Exercise task
Copy out only the span from the line with "Output a JSON" to the end of the data, both ends kept, word for word.

Extracted records

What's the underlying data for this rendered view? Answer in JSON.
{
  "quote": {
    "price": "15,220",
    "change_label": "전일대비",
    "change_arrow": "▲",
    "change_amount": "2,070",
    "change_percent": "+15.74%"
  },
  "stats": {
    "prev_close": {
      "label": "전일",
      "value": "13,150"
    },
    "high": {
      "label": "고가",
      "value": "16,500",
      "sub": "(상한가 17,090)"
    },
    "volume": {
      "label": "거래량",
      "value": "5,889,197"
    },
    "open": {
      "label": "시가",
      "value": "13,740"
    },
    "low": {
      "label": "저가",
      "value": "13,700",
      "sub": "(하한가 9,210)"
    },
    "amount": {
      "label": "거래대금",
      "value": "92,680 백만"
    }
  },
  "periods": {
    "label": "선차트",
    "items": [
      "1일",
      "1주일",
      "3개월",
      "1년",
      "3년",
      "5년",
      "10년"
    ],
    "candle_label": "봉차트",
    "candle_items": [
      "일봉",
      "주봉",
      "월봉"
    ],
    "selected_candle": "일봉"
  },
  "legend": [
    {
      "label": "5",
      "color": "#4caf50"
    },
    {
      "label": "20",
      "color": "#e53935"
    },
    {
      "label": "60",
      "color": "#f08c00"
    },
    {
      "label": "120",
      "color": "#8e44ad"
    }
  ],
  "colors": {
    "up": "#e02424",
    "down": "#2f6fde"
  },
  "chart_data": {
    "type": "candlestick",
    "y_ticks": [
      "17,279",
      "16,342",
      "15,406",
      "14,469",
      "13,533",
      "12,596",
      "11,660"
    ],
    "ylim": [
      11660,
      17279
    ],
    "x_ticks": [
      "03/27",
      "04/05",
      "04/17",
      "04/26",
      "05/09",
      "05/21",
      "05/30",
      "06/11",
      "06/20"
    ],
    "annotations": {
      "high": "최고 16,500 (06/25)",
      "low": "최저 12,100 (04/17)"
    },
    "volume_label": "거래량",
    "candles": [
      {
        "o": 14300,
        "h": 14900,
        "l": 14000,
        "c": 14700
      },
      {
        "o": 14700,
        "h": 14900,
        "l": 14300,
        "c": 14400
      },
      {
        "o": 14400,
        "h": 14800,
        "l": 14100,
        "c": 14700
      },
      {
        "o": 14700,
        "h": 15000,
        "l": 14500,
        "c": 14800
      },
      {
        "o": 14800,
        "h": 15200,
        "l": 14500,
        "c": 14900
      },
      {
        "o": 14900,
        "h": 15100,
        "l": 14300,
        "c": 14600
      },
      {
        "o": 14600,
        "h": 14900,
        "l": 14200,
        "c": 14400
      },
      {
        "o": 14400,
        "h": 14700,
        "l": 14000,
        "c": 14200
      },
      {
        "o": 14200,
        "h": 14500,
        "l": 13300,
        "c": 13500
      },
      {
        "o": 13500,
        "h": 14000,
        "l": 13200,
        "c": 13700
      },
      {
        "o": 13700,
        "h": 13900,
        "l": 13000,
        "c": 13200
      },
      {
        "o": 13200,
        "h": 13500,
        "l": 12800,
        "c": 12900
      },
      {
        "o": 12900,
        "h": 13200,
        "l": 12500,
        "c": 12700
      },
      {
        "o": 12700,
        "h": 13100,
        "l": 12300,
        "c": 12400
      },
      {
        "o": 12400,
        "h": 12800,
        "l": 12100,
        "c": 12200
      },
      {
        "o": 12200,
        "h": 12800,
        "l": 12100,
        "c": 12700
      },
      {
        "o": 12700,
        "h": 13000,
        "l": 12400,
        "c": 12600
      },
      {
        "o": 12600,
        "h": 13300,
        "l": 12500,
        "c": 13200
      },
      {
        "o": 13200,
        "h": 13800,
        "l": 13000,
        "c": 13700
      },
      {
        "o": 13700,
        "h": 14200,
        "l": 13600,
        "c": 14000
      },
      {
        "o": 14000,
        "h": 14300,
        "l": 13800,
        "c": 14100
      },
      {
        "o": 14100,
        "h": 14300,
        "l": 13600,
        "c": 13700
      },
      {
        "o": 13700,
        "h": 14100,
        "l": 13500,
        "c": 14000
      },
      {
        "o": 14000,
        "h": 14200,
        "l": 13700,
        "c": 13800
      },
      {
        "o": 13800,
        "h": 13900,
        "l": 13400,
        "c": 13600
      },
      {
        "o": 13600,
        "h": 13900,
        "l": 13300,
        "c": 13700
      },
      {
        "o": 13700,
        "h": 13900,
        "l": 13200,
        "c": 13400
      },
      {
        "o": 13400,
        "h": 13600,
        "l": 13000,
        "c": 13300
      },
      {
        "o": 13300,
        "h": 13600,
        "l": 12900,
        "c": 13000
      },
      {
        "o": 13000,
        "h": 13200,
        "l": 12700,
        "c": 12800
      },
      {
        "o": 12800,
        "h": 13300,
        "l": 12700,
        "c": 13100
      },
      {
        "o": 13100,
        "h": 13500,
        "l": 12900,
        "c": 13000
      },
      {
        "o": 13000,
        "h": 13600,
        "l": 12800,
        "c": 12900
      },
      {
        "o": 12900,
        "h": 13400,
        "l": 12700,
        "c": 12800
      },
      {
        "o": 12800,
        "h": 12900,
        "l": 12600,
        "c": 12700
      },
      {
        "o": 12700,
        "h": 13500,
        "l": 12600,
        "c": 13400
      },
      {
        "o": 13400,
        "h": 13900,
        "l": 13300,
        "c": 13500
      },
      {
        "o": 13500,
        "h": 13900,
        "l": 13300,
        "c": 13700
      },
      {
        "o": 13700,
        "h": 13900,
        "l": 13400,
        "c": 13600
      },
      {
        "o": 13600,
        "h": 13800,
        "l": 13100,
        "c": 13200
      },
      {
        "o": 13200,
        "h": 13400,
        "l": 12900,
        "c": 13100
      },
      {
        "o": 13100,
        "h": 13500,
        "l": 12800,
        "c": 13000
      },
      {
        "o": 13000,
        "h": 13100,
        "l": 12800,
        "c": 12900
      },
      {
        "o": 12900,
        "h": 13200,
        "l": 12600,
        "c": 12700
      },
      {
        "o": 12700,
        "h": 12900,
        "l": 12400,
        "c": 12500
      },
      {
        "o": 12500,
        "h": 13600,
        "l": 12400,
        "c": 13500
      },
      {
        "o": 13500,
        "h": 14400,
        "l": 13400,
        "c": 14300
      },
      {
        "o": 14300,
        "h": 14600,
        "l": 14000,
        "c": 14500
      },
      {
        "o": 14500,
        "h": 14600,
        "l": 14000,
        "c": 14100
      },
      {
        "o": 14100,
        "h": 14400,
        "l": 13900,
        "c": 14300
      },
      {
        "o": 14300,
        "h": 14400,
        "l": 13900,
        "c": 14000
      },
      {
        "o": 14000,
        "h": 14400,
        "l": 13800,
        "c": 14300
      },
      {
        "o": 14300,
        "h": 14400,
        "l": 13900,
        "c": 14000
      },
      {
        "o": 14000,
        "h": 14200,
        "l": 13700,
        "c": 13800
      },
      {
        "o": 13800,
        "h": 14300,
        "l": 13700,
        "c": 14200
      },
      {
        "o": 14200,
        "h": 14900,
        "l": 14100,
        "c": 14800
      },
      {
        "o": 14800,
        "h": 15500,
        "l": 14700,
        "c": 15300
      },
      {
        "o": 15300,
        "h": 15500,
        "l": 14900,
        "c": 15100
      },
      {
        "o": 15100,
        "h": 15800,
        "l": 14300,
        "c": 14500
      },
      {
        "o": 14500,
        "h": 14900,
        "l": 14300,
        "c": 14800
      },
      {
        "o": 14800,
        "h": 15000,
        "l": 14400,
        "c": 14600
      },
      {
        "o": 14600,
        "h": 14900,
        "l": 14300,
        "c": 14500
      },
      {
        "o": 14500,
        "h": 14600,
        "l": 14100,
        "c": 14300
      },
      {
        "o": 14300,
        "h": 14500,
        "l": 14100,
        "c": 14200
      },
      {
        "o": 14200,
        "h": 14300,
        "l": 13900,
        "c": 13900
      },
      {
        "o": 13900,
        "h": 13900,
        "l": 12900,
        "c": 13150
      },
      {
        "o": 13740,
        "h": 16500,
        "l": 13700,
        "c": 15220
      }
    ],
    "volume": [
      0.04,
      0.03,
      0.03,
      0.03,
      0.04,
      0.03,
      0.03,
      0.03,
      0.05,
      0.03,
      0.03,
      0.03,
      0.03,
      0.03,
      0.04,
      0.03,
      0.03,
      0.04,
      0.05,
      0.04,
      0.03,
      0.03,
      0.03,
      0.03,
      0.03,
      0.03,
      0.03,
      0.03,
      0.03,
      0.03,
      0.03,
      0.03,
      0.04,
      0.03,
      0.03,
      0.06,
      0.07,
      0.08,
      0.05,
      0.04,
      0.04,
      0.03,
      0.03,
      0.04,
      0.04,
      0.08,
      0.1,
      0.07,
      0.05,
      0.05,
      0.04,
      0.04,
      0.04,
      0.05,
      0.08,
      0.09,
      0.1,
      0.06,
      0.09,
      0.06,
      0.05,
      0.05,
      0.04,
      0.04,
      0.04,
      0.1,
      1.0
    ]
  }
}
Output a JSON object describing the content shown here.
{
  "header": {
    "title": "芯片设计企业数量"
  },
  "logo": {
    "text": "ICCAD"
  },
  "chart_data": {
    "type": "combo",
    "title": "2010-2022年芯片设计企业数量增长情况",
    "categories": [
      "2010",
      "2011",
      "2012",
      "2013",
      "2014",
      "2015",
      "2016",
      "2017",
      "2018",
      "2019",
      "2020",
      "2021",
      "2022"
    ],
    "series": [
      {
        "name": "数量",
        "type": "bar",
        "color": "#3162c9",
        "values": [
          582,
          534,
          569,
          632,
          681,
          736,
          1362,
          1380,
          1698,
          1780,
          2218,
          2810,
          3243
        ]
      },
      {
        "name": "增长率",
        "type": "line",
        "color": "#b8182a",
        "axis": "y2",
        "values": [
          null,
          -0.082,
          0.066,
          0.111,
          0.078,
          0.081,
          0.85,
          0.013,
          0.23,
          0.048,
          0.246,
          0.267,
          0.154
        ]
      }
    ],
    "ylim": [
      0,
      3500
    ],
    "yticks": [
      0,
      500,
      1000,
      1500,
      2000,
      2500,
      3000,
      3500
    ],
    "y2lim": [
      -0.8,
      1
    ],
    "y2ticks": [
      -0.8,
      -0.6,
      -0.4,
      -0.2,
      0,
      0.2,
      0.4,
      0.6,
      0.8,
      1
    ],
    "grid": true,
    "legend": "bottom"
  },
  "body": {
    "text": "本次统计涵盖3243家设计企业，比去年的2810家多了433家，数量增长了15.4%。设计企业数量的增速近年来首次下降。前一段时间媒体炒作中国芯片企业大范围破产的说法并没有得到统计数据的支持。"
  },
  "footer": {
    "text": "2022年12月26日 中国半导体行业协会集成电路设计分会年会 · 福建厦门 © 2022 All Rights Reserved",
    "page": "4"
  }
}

Exercise response
Output a JSON object describing the content shown here.
{
  "header": {
    "title": "芯片设计企业数量"
  },
  "logo": {
    "text": "ICCAD"
  },
  "chart_data": {
    "type": "combo",
    "title": "2010-2022年芯片设计企业数量增长情况",
    "categories": [
      "2010",
      "2011",
      "2012",
      "2013",
      "2014",
      "2015",
      "2016",
      "2017",
      "2018",
      "2019",
      "2020",
      "2021",
      "2022"
    ],
    "series": [
      {
        "name": "数量",
        "type": "bar",
        "color": "#3162c9",
        "values": [
          582,
          534,
          569,
          632,
          681,
          736,
          1362,
          1380,
          1698,
          1780,
          2218,
          2810,
          3243
        ]
      },
      {
        "name": "增长率",
        "type": "line",
        "color": "#b8182a",
        "axis": "y2",
        "values": [
          null,
          -0.082,
          0.066,
          0.111,
          0.078,
          0.081,
          0.85,
          0.013,
          0.23,
          0.048,
          0.246,
          0.267,
          0.154
        ]
      }
    ],
    "ylim": [
      0,
      3500
    ],
    "yticks": [
      0,
      500,
      1000,
      1500,
      2000,
      2500,
      3000,
      3500
    ],
    "y2lim": [
      -0.8,
      1
    ],
    "y2ticks": [
      -0.8,
      -0.6,
      -0.4,
      -0.2,
      0,
      0.2,
      0.4,
      0.6,
      0.8,
      1
    ],
    "grid": true,
    "legend": "bottom"
  },
  "body": {
    "text": "本次统计涵盖3243家设计企业，比去年的2810家多了433家，数量增长了15.4%。设计企业数量的增速近年来首次下降。前一段时间媒体炒作中国芯片企业大范围破产的说法并没有得到统计数据的支持。"
  },
  "footer": {
    "text": "2022年12月26日 中国半导体行业协会集成电路设计分会年会 · 福建厦门 © 2022 All Rights Reserved",
    "page": "4"
  }
}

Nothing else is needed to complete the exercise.